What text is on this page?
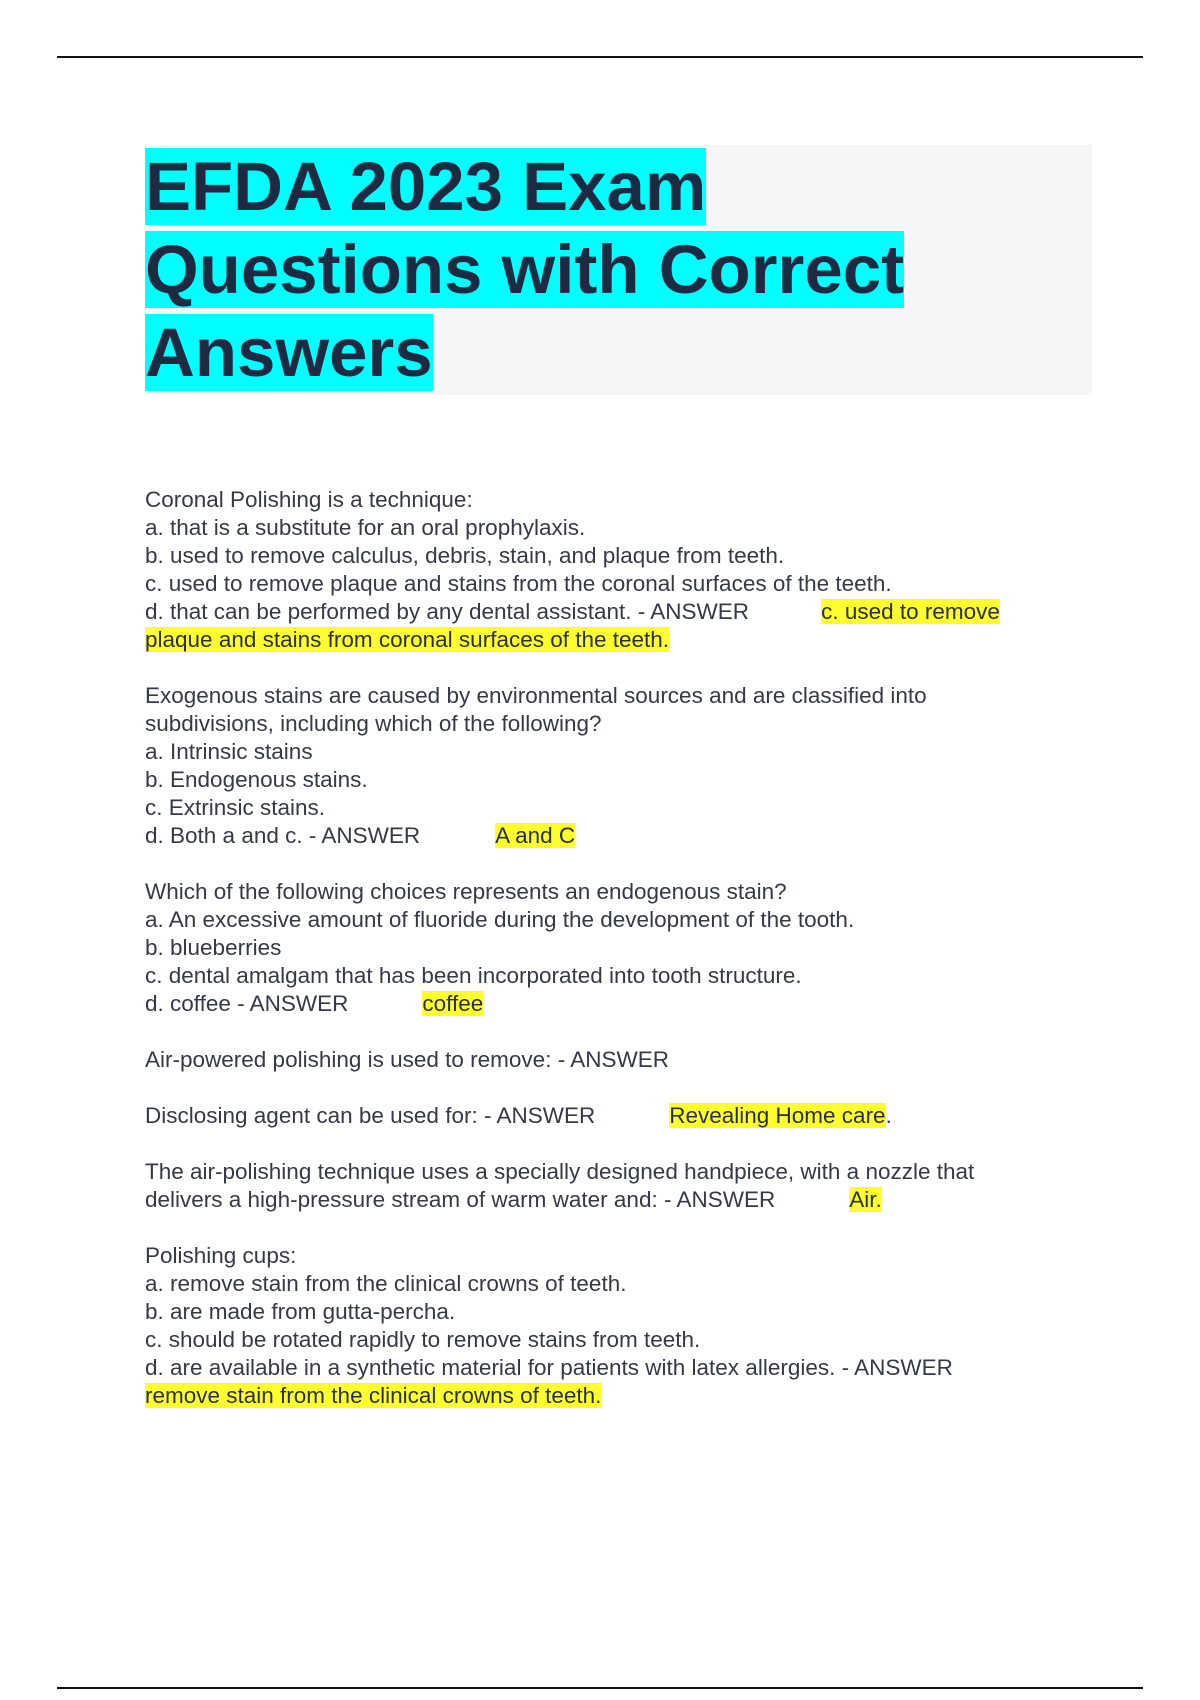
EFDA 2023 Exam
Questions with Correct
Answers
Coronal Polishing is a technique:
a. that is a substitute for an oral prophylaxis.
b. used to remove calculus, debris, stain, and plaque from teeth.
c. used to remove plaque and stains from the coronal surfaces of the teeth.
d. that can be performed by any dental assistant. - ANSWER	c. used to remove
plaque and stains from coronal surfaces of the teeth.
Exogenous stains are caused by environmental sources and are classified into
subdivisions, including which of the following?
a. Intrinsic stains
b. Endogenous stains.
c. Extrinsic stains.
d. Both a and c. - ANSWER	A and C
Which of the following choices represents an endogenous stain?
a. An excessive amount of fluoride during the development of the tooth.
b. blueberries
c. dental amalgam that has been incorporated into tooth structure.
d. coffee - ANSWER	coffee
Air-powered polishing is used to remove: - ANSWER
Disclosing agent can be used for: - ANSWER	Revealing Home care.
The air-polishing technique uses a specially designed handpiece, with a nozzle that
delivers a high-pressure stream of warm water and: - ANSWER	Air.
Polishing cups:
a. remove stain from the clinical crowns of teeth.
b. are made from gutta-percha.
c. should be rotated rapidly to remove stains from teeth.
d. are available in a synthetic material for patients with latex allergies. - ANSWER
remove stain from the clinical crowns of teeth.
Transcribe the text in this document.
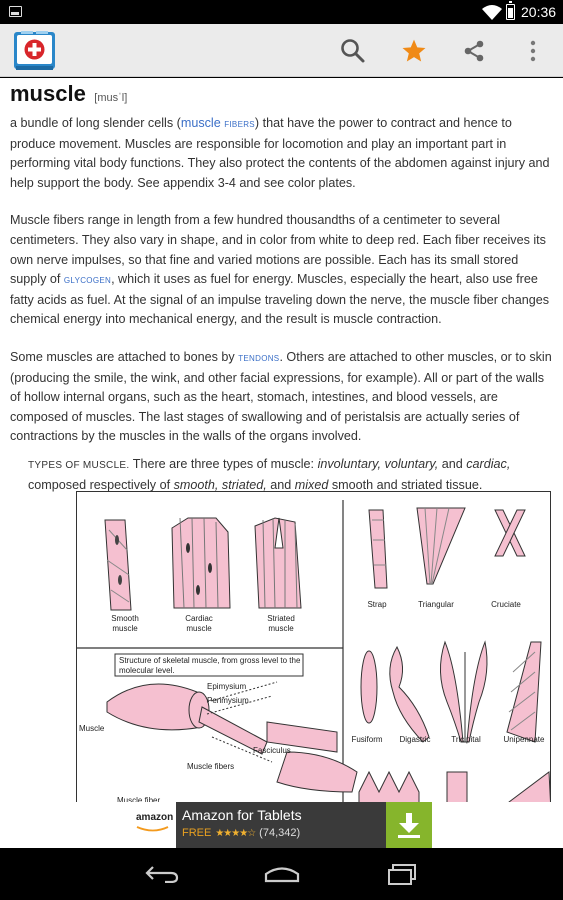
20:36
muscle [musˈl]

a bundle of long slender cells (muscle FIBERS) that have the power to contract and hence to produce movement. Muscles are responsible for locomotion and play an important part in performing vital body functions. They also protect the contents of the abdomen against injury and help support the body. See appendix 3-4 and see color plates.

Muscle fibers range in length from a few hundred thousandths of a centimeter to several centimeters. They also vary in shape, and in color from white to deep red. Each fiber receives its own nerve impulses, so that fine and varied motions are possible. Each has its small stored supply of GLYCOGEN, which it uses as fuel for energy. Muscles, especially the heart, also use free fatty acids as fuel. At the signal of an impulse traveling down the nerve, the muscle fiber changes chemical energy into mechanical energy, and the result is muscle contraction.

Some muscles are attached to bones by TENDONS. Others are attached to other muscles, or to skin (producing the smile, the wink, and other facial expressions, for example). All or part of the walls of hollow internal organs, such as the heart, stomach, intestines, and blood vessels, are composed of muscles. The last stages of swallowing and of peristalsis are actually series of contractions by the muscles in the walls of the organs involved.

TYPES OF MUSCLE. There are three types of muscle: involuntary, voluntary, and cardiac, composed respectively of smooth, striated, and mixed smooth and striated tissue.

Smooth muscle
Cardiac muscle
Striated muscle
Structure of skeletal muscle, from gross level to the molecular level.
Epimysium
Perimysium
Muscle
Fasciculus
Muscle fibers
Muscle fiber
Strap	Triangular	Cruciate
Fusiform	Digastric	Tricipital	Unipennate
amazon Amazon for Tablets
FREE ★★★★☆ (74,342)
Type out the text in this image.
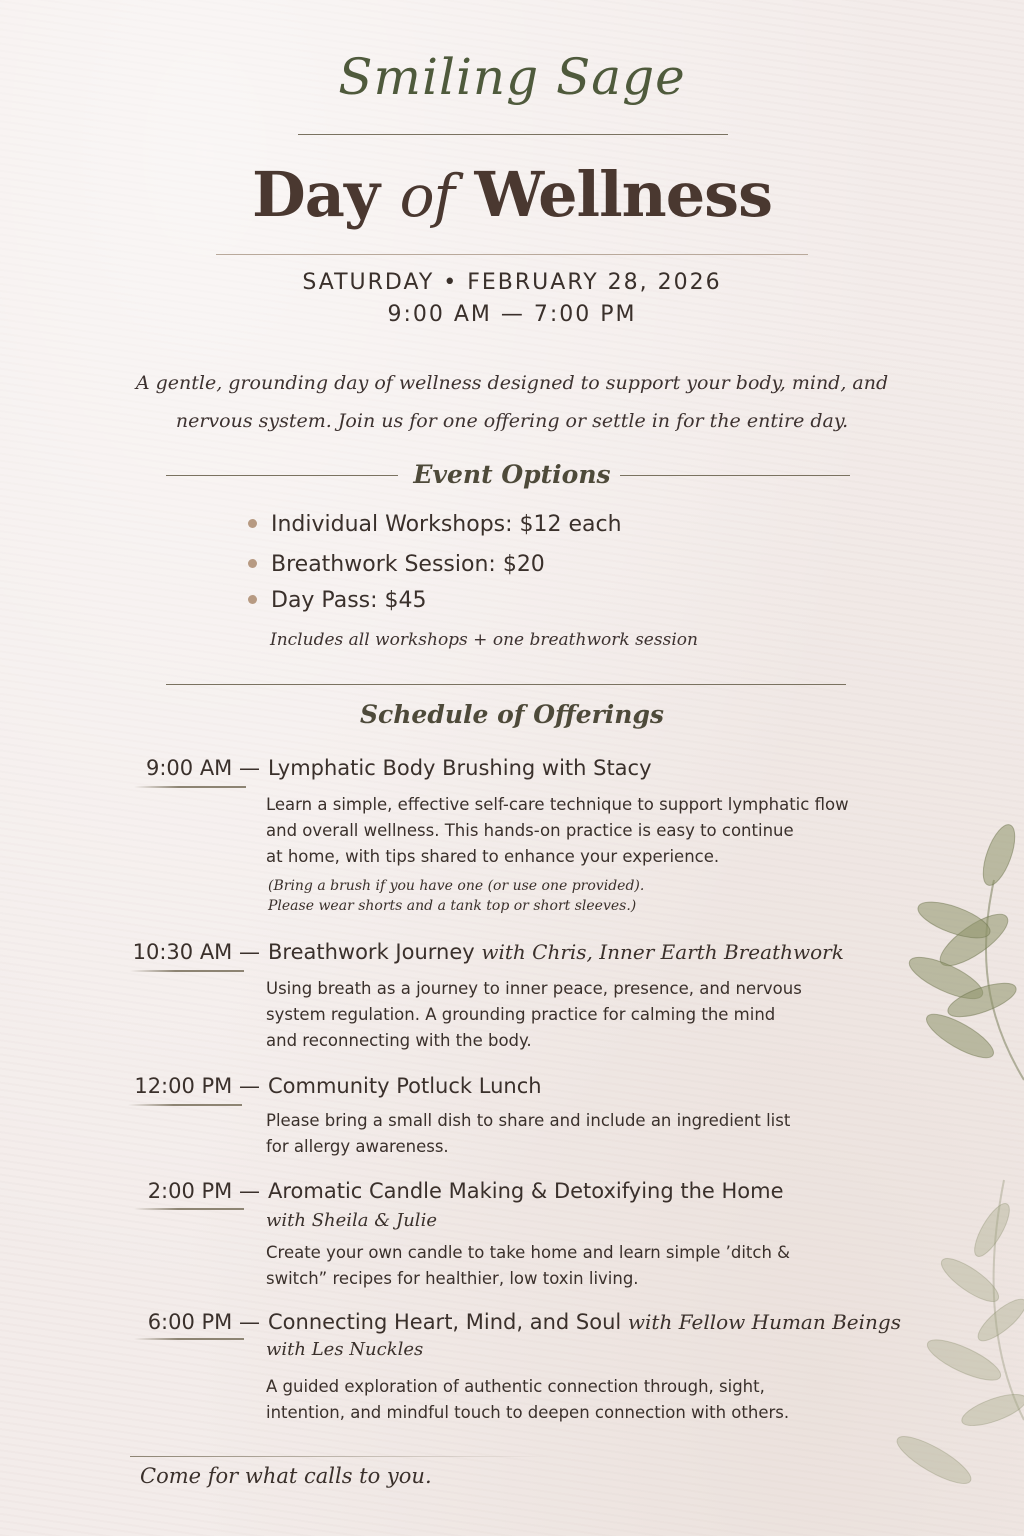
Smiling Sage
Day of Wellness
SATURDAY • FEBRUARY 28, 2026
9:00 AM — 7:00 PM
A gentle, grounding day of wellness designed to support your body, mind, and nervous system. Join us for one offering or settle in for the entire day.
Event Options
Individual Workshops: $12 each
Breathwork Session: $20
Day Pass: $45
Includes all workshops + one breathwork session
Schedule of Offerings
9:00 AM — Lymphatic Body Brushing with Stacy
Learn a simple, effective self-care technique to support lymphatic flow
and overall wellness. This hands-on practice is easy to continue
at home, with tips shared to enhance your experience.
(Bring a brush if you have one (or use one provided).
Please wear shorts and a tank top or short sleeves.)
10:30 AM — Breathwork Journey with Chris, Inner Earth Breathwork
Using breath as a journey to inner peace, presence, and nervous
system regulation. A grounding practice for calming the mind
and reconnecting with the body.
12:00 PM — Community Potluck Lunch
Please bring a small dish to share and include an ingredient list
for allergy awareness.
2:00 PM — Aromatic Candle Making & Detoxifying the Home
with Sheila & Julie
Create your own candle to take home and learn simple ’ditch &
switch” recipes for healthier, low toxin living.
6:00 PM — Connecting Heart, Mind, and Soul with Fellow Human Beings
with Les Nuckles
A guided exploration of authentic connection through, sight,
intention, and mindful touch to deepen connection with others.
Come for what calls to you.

*-*-*

What you should do: Search the listing for the word "nervous". Copy every line in which it occurs.

Response:
A gentle, grounding day of wellness designed to support your body, mind, and nervous system. Join us for one offering or settle in for the entire day.
Using breath as a journey to inner peace, presence, and nervous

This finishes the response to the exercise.